> Task statement: Extract every line of the records below that contains the string "kompozycje", matching case exactly.
======== Provided entries
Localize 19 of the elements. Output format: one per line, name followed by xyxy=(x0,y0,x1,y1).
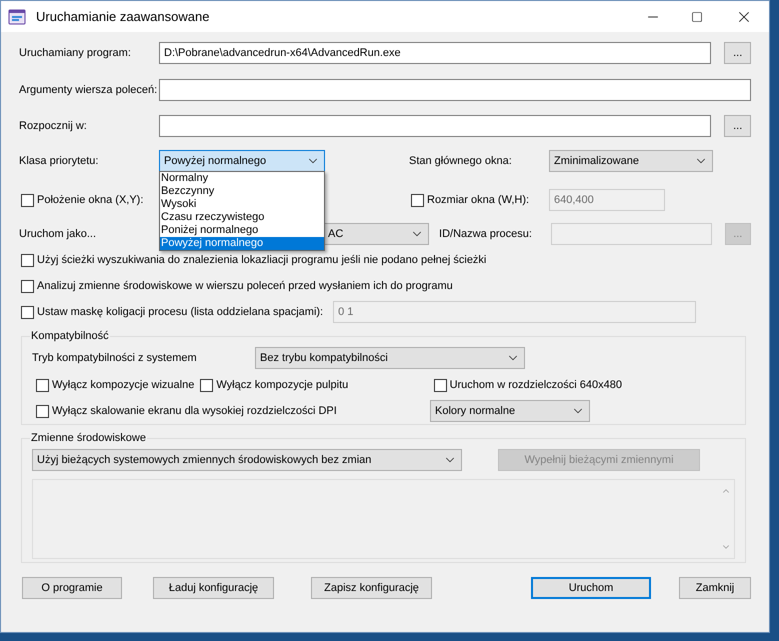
field-label: Argumenty wiersza poleceń: xyxy=(19,82,158,98)
checkbox-label: Położenie okna (X,Y): xyxy=(37,192,144,208)
field-label: Uruchamiany program: xyxy=(19,46,132,61)
window-title: Uruchamianie zaawansowane xyxy=(36,8,210,26)
group-title: Kompatybilność xyxy=(30,329,110,343)
checkbox-label: Wyłącz skalowanie ekranu dla wysokiej rozdzielczości DPI xyxy=(52,404,337,419)
field-label: Klasa priorytetu: xyxy=(19,154,100,169)
field-label: ID/Nazwa procesu: xyxy=(439,226,533,242)
checkbox-label: Użyj ścieżki wyszukiwania do znalezienia lokazliacji programu jeśli nie podano pełnej ścieżki xyxy=(37,252,486,268)
field-label: Tryb kompatybilności z systemem xyxy=(32,350,198,366)
field-label: Stan głównego okna: xyxy=(409,154,513,169)
checkbox-label: Wyłącz kompozycje pulpitu xyxy=(216,378,348,393)
checkbox-label: Uruchom w rozdzielczości 640x480 xyxy=(450,378,622,393)
checkbox-label: Analizuj zmienne środowiskowe w wierszu poleceń przed wysłaniem ich do programu xyxy=(37,278,453,294)
field-label: Rozpocznij w: xyxy=(19,118,88,134)
checkbox-label: Ustaw maskę koligacji procesu (lista oddzielana spacjami): xyxy=(37,304,324,320)
checkbox-label: Wyłącz kompozycje wizualne xyxy=(52,378,194,393)
checkbox-label: Rozmiar okna (W,H): xyxy=(427,192,530,208)
field-label: Uruchom jako... xyxy=(19,226,98,242)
================
> Problem solution:
checkbox-label: Wyłącz kompozycje pulpitu xyxy=(216,378,348,393)
checkbox-label: Wyłącz kompozycje wizualne xyxy=(52,378,194,393)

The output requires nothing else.